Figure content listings
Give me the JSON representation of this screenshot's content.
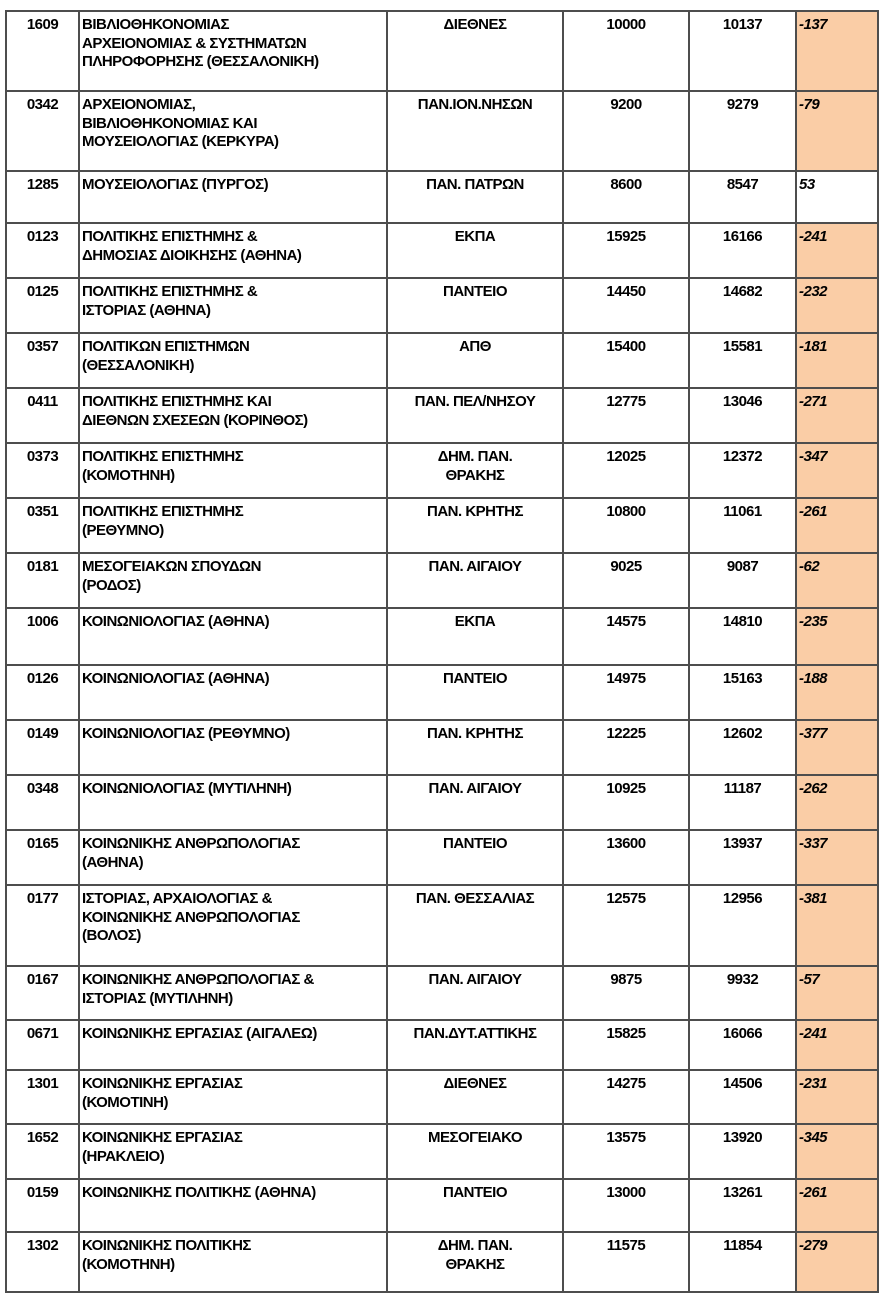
{
  "colors": {
    "highlight_negative": "#FACDA6",
    "border": "#4D4D4D",
    "text": "#000000"
  },
  "table": {
    "rows": [
      {
        "code": "1609",
        "department": "ΒΙΒΛΙΟΘΗΚΟΝΟΜΙΑΣ\nΑΡΧΕΙΟΝΟΜΙΑΣ & ΣΥΣΤΗΜΑΤΩΝ\nΠΛΗΡΟΦΟΡΗΣΗΣ (ΘΕΣΣΑΛΟΝΙΚΗ)",
        "university": "ΔΙΕΘΝΕΣ",
        "value1": "10000",
        "value2": "10137",
        "diff": "-137"
      },
      {
        "code": "0342",
        "department": "ΑΡΧΕΙΟΝΟΜΙΑΣ,\nΒΙΒΛΙΟΘΗΚΟΝΟΜΙΑΣ ΚΑΙ\nΜΟΥΣΕΙΟΛΟΓΙΑΣ (ΚΕΡΚΥΡΑ)",
        "university": "ΠΑΝ.ΙΟΝ.ΝΗΣΩΝ",
        "value1": "9200",
        "value2": "9279",
        "diff": "-79"
      },
      {
        "code": "1285",
        "department": "ΜΟΥΣΕΙΟΛΟΓΙΑΣ (ΠΥΡΓΟΣ)",
        "university": "ΠΑΝ. ΠΑΤΡΩΝ",
        "value1": "8600",
        "value2": "8547",
        "diff": "53"
      },
      {
        "code": "0123",
        "department": "ΠΟΛΙΤΙΚΗΣ ΕΠΙΣΤΗΜΗΣ &\nΔΗΜΟΣΙΑΣ ΔΙΟΙΚΗΣΗΣ (ΑΘΗΝΑ)",
        "university": "ΕΚΠΑ",
        "value1": "15925",
        "value2": "16166",
        "diff": "-241"
      },
      {
        "code": "0125",
        "department": "ΠΟΛΙΤΙΚΗΣ ΕΠΙΣΤΗΜΗΣ &\nΙΣΤΟΡΙΑΣ (ΑΘΗΝΑ)",
        "university": "ΠΑΝΤΕΙΟ",
        "value1": "14450",
        "value2": "14682",
        "diff": "-232"
      },
      {
        "code": "0357",
        "department": "ΠΟΛΙΤΙΚΩΝ ΕΠΙΣΤΗΜΩΝ\n(ΘΕΣΣΑΛΟΝΙΚΗ)",
        "university": "ΑΠΘ",
        "value1": "15400",
        "value2": "15581",
        "diff": "-181"
      },
      {
        "code": "0411",
        "department": "ΠΟΛΙΤΙΚΗΣ ΕΠΙΣΤΗΜΗΣ ΚΑΙ\nΔΙΕΘΝΩΝ ΣΧΕΣΕΩΝ (ΚΟΡΙΝΘΟΣ)",
        "university": "ΠΑΝ. ΠΕΛ/ΝΗΣΟΥ",
        "value1": "12775",
        "value2": "13046",
        "diff": "-271"
      },
      {
        "code": "0373",
        "department": "ΠΟΛΙΤΙΚΗΣ ΕΠΙΣΤΗΜΗΣ\n(ΚΟΜΟΤΗΝΗ)",
        "university": "ΔΗΜ. ΠΑΝ.\nΘΡΑΚΗΣ",
        "value1": "12025",
        "value2": "12372",
        "diff": "-347"
      },
      {
        "code": "0351",
        "department": "ΠΟΛΙΤΙΚΗΣ ΕΠΙΣΤΗΜΗΣ\n(ΡΕΘΥΜΝΟ)",
        "university": "ΠΑΝ. ΚΡΗΤΗΣ",
        "value1": "10800",
        "value2": "11061",
        "diff": "-261"
      },
      {
        "code": "0181",
        "department": "ΜΕΣΟΓΕΙΑΚΩΝ ΣΠΟΥΔΩΝ\n(ΡΟΔΟΣ)",
        "university": "ΠΑΝ. ΑΙΓΑΙΟΥ",
        "value1": "9025",
        "value2": "9087",
        "diff": "-62"
      },
      {
        "code": "1006",
        "department": "ΚΟΙΝΩΝΙΟΛΟΓΙΑΣ (ΑΘΗΝΑ)",
        "university": "ΕΚΠΑ",
        "value1": "14575",
        "value2": "14810",
        "diff": "-235"
      },
      {
        "code": "0126",
        "department": "ΚΟΙΝΩΝΙΟΛΟΓΙΑΣ (ΑΘΗΝΑ)",
        "university": "ΠΑΝΤΕΙΟ",
        "value1": "14975",
        "value2": "15163",
        "diff": "-188"
      },
      {
        "code": "0149",
        "department": "ΚΟΙΝΩΝΙΟΛΟΓΙΑΣ (ΡΕΘΥΜΝΟ)",
        "university": "ΠΑΝ. ΚΡΗΤΗΣ",
        "value1": "12225",
        "value2": "12602",
        "diff": "-377"
      },
      {
        "code": "0348",
        "department": "ΚΟΙΝΩΝΙΟΛΟΓΙΑΣ (ΜΥΤΙΛΗΝΗ)",
        "university": "ΠΑΝ. ΑΙΓΑΙΟΥ",
        "value1": "10925",
        "value2": "11187",
        "diff": "-262"
      },
      {
        "code": "0165",
        "department": "ΚΟΙΝΩΝΙΚΗΣ ΑΝΘΡΩΠΟΛΟΓΙΑΣ\n(ΑΘΗΝΑ)",
        "university": "ΠΑΝΤΕΙΟ",
        "value1": "13600",
        "value2": "13937",
        "diff": "-337"
      },
      {
        "code": "0177",
        "department": "ΙΣΤΟΡΙΑΣ, ΑΡΧΑΙΟΛΟΓΙΑΣ &\nΚΟΙΝΩΝΙΚΗΣ ΑΝΘΡΩΠΟΛΟΓΙΑΣ\n(ΒΟΛΟΣ)",
        "university": "ΠΑΝ. ΘΕΣΣΑΛΙΑΣ",
        "value1": "12575",
        "value2": "12956",
        "diff": "-381"
      },
      {
        "code": "0167",
        "department": "ΚΟΙΝΩΝΙΚΗΣ ΑΝΘΡΩΠΟΛΟΓΙΑΣ &\nΙΣΤΟΡΙΑΣ (ΜΥΤΙΛΗΝΗ)",
        "university": "ΠΑΝ. ΑΙΓΑΙΟΥ",
        "value1": "9875",
        "value2": "9932",
        "diff": "-57"
      },
      {
        "code": "0671",
        "department": "ΚΟΙΝΩΝΙΚΗΣ ΕΡΓΑΣΙΑΣ (ΑΙΓΑΛΕΩ)",
        "university": "ΠΑΝ.ΔΥΤ.ΑΤΤΙΚΗΣ",
        "value1": "15825",
        "value2": "16066",
        "diff": "-241"
      },
      {
        "code": "1301",
        "department": "ΚΟΙΝΩΝΙΚΗΣ ΕΡΓΑΣΙΑΣ\n(ΚΟΜΟΤΙΝΗ)",
        "university": "ΔΙΕΘΝΕΣ",
        "value1": "14275",
        "value2": "14506",
        "diff": "-231"
      },
      {
        "code": "1652",
        "department": "ΚΟΙΝΩΝΙΚΗΣ ΕΡΓΑΣΙΑΣ\n(ΗΡΑΚΛΕΙΟ)",
        "university": "ΜΕΣΟΓΕΙΑΚΟ",
        "value1": "13575",
        "value2": "13920",
        "diff": "-345"
      },
      {
        "code": "0159",
        "department": "ΚΟΙΝΩΝΙΚΗΣ ΠΟΛΙΤΙΚΗΣ (ΑΘΗΝΑ)",
        "university": "ΠΑΝΤΕΙΟ",
        "value1": "13000",
        "value2": "13261",
        "diff": "-261"
      },
      {
        "code": "1302",
        "department": "ΚΟΙΝΩΝΙΚΗΣ ΠΟΛΙΤΙΚΗΣ\n(ΚΟΜΟΤΗΝΗ)",
        "university": "ΔΗΜ. ΠΑΝ.\nΘΡΑΚΗΣ",
        "value1": "11575",
        "value2": "11854",
        "diff": "-279"
      }
    ]
  }
}
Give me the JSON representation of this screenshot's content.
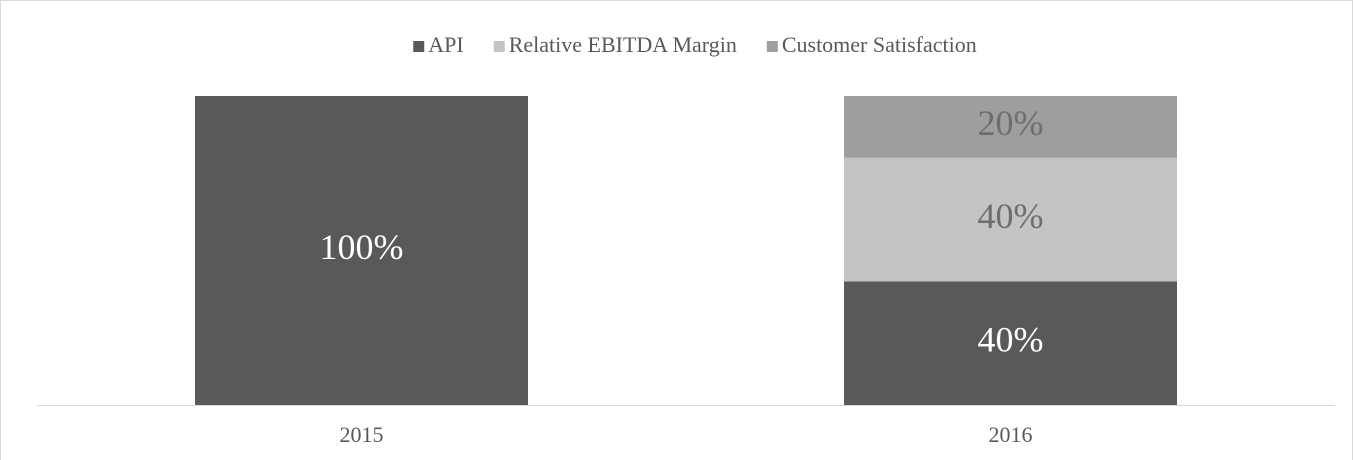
{
  "chart_data": {
    "type": "stacked_bar",
    "categories": [
      "2015",
      "2016"
    ],
    "series": [
      {
        "name": "API",
        "color": "#58595b",
        "label_color": "#ffffff",
        "values": [
          100,
          40
        ],
        "value_labels": [
          "100%",
          "40%"
        ]
      },
      {
        "name": "Relative EBITDA Margin",
        "color": "#c3c4c6",
        "label_color": "#6d6e70",
        "values": [
          null,
          40
        ],
        "value_labels": [
          null,
          "40%"
        ]
      },
      {
        "name": "Customer Satisfaction",
        "color": "#9d9ea0",
        "label_color": "#6d6e70",
        "values": [
          null,
          20
        ],
        "value_labels": [
          null,
          "20%"
        ]
      }
    ],
    "ylim": [
      0,
      100
    ],
    "legend": "top"
  }
}
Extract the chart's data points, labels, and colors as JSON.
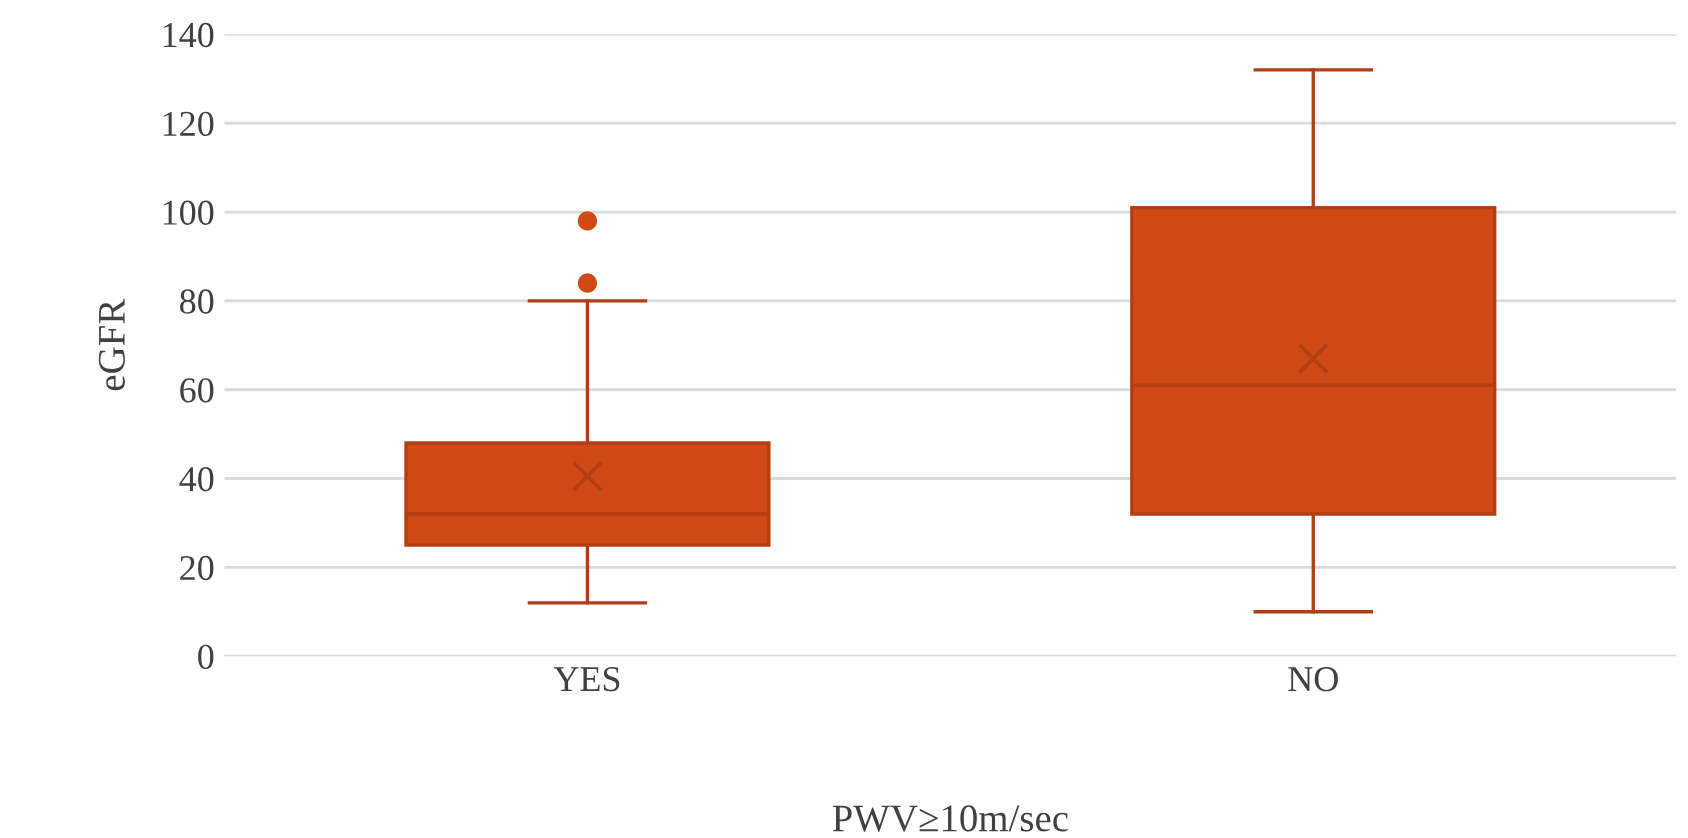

* TASK DESCRIPTION: Which lines include the word "nΙΣΤΟΡΙΑΣ"? List them all.

* SOLUTION TO THIS PROBLEM:
        "department": "ΠΟΛΙΤΙΚΗΣ ΕΠΙΣΤΗΜΗΣ &\nΙΣΤΟΡΙΑΣ (ΑΘΗΝΑ)",
        "department": "ΚΟΙΝΩΝΙΚΗΣ ΑΝΘΡΩΠΟΛΟΓΙΑΣ &\nΙΣΤΟΡΙΑΣ (ΜΥΤΙΛΗΝΗ)",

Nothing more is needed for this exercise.